— Begin Source data —

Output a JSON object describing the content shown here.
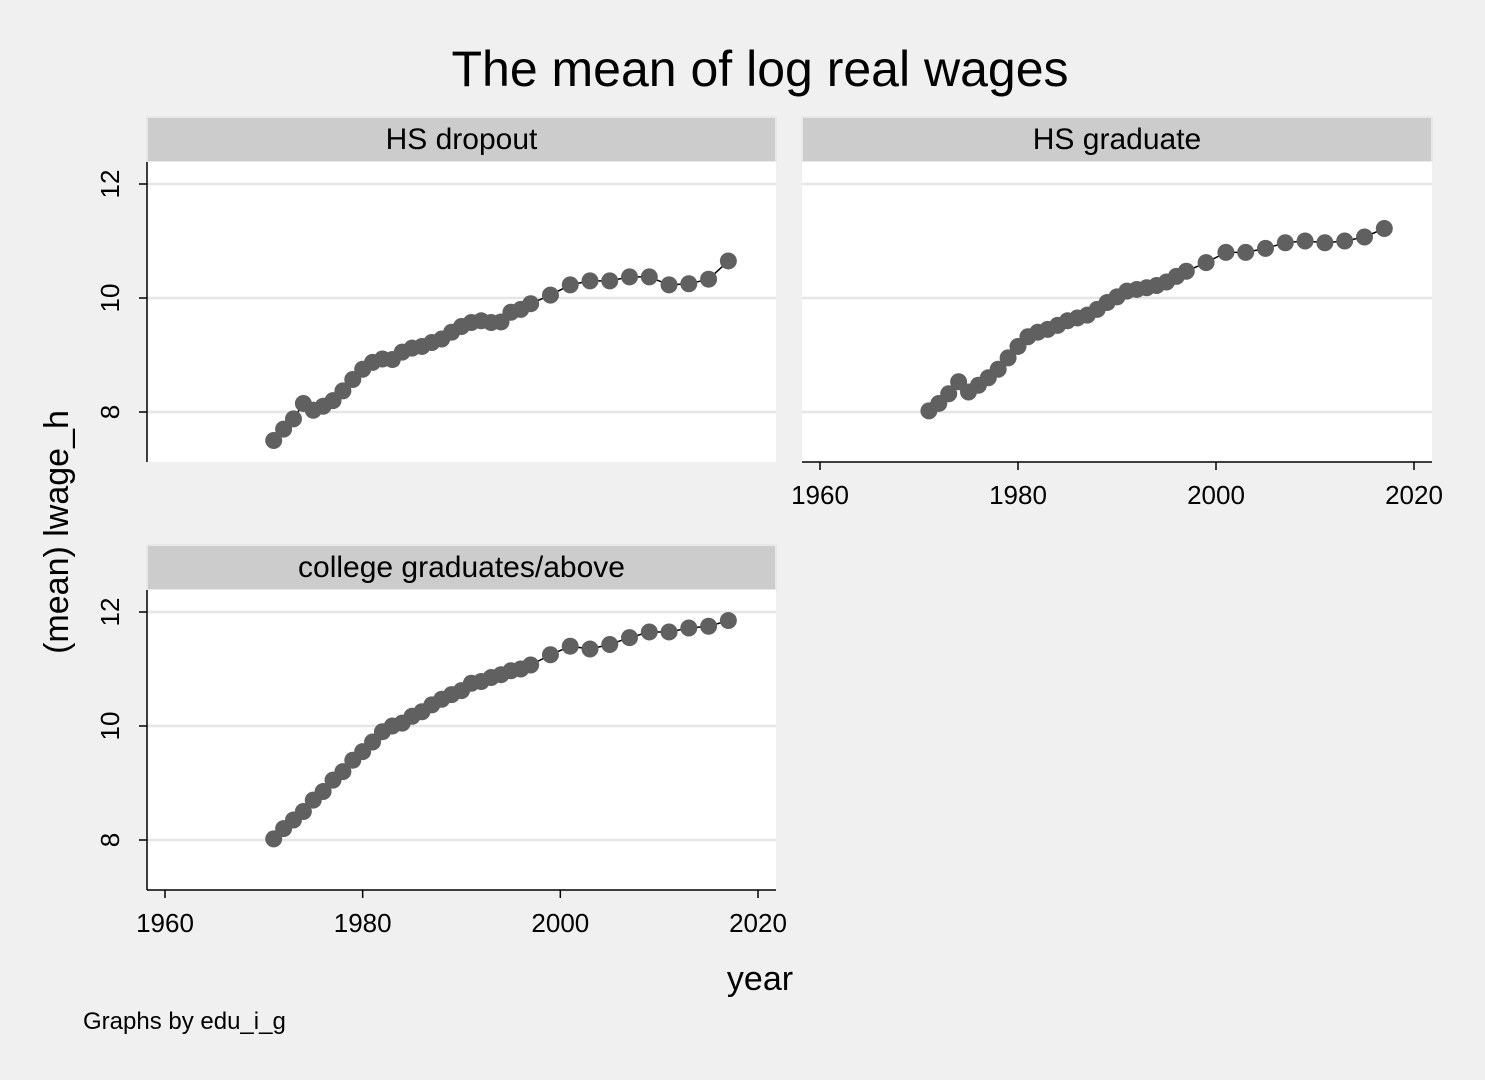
{
  "chart_data": {
    "type": "scatter",
    "title": "The mean of log real wages",
    "xlabel": "year",
    "ylabel": "(mean) lwage_h",
    "note": "Graphs by edu_i_g",
    "xlim": [
      1958,
      2022
    ],
    "ylim": [
      7.2,
      12.3
    ],
    "xticks": [
      1960,
      1980,
      2000,
      2020
    ],
    "yticks": [
      8,
      10,
      12
    ],
    "grid": true,
    "connected": true,
    "colors": {
      "marker": "#606060",
      "line": "#000000",
      "strip": "#cccccc",
      "plot_bg": "#ffffff",
      "grid": "#e6e6e6",
      "background": "#f0f0f0"
    },
    "panels": [
      {
        "name": "HS dropout",
        "x": [
          1971,
          1972,
          1973,
          1974,
          1975,
          1976,
          1977,
          1978,
          1979,
          1980,
          1981,
          1982,
          1983,
          1984,
          1985,
          1986,
          1987,
          1988,
          1989,
          1990,
          1991,
          1992,
          1993,
          1994,
          1995,
          1996,
          1997,
          1999,
          2001,
          2003,
          2005,
          2007,
          2009,
          2011,
          2013,
          2015,
          2017
        ],
        "y": [
          7.5,
          7.7,
          7.88,
          8.15,
          8.03,
          8.1,
          8.2,
          8.37,
          8.57,
          8.75,
          8.87,
          8.93,
          8.92,
          9.05,
          9.12,
          9.15,
          9.22,
          9.28,
          9.4,
          9.5,
          9.57,
          9.6,
          9.57,
          9.58,
          9.75,
          9.8,
          9.9,
          10.05,
          10.23,
          10.3,
          10.3,
          10.37,
          10.37,
          10.23,
          10.25,
          10.33,
          10.65
        ]
      },
      {
        "name": "HS graduate",
        "x": [
          1971,
          1972,
          1973,
          1974,
          1975,
          1976,
          1977,
          1978,
          1979,
          1980,
          1981,
          1982,
          1983,
          1984,
          1985,
          1986,
          1987,
          1988,
          1989,
          1990,
          1991,
          1992,
          1993,
          1994,
          1995,
          1996,
          1997,
          1999,
          2001,
          2003,
          2005,
          2007,
          2009,
          2011,
          2013,
          2015,
          2017
        ],
        "y": [
          8.02,
          8.15,
          8.32,
          8.53,
          8.35,
          8.47,
          8.6,
          8.75,
          8.95,
          9.15,
          9.32,
          9.4,
          9.45,
          9.52,
          9.6,
          9.65,
          9.7,
          9.8,
          9.92,
          10.02,
          10.12,
          10.15,
          10.18,
          10.22,
          10.28,
          10.38,
          10.47,
          10.62,
          10.8,
          10.8,
          10.87,
          10.97,
          11.0,
          10.97,
          11.0,
          11.07,
          11.22
        ]
      },
      {
        "name": "college graduates/above",
        "x": [
          1971,
          1972,
          1973,
          1974,
          1975,
          1976,
          1977,
          1978,
          1979,
          1980,
          1981,
          1982,
          1983,
          1984,
          1985,
          1986,
          1987,
          1988,
          1989,
          1990,
          1991,
          1992,
          1993,
          1994,
          1995,
          1996,
          1997,
          1999,
          2001,
          2003,
          2005,
          2007,
          2009,
          2011,
          2013,
          2015,
          2017
        ],
        "y": [
          8.02,
          8.2,
          8.35,
          8.5,
          8.7,
          8.85,
          9.05,
          9.2,
          9.4,
          9.55,
          9.72,
          9.9,
          10.0,
          10.05,
          10.17,
          10.25,
          10.37,
          10.47,
          10.55,
          10.62,
          10.75,
          10.78,
          10.85,
          10.9,
          10.97,
          11.0,
          11.07,
          11.25,
          11.4,
          11.35,
          11.43,
          11.55,
          11.65,
          11.65,
          11.72,
          11.75,
          11.85
        ]
      }
    ]
  }
}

— End Source data —

# [Exercise instructions]
Using the records above, output their complete text exactly, minus any images.

# [Response]
Output a JSON object describing the content shown here.
{
  "chart_data": {
    "type": "scatter",
    "title": "The mean of log real wages",
    "xlabel": "year",
    "ylabel": "(mean) lwage_h",
    "note": "Graphs by edu_i_g",
    "xlim": [
      1958,
      2022
    ],
    "ylim": [
      7.2,
      12.3
    ],
    "xticks": [
      1960,
      1980,
      2000,
      2020
    ],
    "yticks": [
      8,
      10,
      12
    ],
    "grid": true,
    "connected": true,
    "colors": {
      "marker": "#606060",
      "line": "#000000",
      "strip": "#cccccc",
      "plot_bg": "#ffffff",
      "grid": "#e6e6e6",
      "background": "#f0f0f0"
    },
    "panels": [
      {
        "name": "HS dropout",
        "x": [
          1971,
          1972,
          1973,
          1974,
          1975,
          1976,
          1977,
          1978,
          1979,
          1980,
          1981,
          1982,
          1983,
          1984,
          1985,
          1986,
          1987,
          1988,
          1989,
          1990,
          1991,
          1992,
          1993,
          1994,
          1995,
          1996,
          1997,
          1999,
          2001,
          2003,
          2005,
          2007,
          2009,
          2011,
          2013,
          2015,
          2017
        ],
        "y": [
          7.5,
          7.7,
          7.88,
          8.15,
          8.03,
          8.1,
          8.2,
          8.37,
          8.57,
          8.75,
          8.87,
          8.93,
          8.92,
          9.05,
          9.12,
          9.15,
          9.22,
          9.28,
          9.4,
          9.5,
          9.57,
          9.6,
          9.57,
          9.58,
          9.75,
          9.8,
          9.9,
          10.05,
          10.23,
          10.3,
          10.3,
          10.37,
          10.37,
          10.23,
          10.25,
          10.33,
          10.65
        ]
      },
      {
        "name": "HS graduate",
        "x": [
          1971,
          1972,
          1973,
          1974,
          1975,
          1976,
          1977,
          1978,
          1979,
          1980,
          1981,
          1982,
          1983,
          1984,
          1985,
          1986,
          1987,
          1988,
          1989,
          1990,
          1991,
          1992,
          1993,
          1994,
          1995,
          1996,
          1997,
          1999,
          2001,
          2003,
          2005,
          2007,
          2009,
          2011,
          2013,
          2015,
          2017
        ],
        "y": [
          8.02,
          8.15,
          8.32,
          8.53,
          8.35,
          8.47,
          8.6,
          8.75,
          8.95,
          9.15,
          9.32,
          9.4,
          9.45,
          9.52,
          9.6,
          9.65,
          9.7,
          9.8,
          9.92,
          10.02,
          10.12,
          10.15,
          10.18,
          10.22,
          10.28,
          10.38,
          10.47,
          10.62,
          10.8,
          10.8,
          10.87,
          10.97,
          11.0,
          10.97,
          11.0,
          11.07,
          11.22
        ]
      },
      {
        "name": "college graduates/above",
        "x": [
          1971,
          1972,
          1973,
          1974,
          1975,
          1976,
          1977,
          1978,
          1979,
          1980,
          1981,
          1982,
          1983,
          1984,
          1985,
          1986,
          1987,
          1988,
          1989,
          1990,
          1991,
          1992,
          1993,
          1994,
          1995,
          1996,
          1997,
          1999,
          2001,
          2003,
          2005,
          2007,
          2009,
          2011,
          2013,
          2015,
          2017
        ],
        "y": [
          8.02,
          8.2,
          8.35,
          8.5,
          8.7,
          8.85,
          9.05,
          9.2,
          9.4,
          9.55,
          9.72,
          9.9,
          10.0,
          10.05,
          10.17,
          10.25,
          10.37,
          10.47,
          10.55,
          10.62,
          10.75,
          10.78,
          10.85,
          10.9,
          10.97,
          11.0,
          11.07,
          11.25,
          11.4,
          11.35,
          11.43,
          11.55,
          11.65,
          11.65,
          11.72,
          11.75,
          11.85
        ]
      }
    ]
  }
}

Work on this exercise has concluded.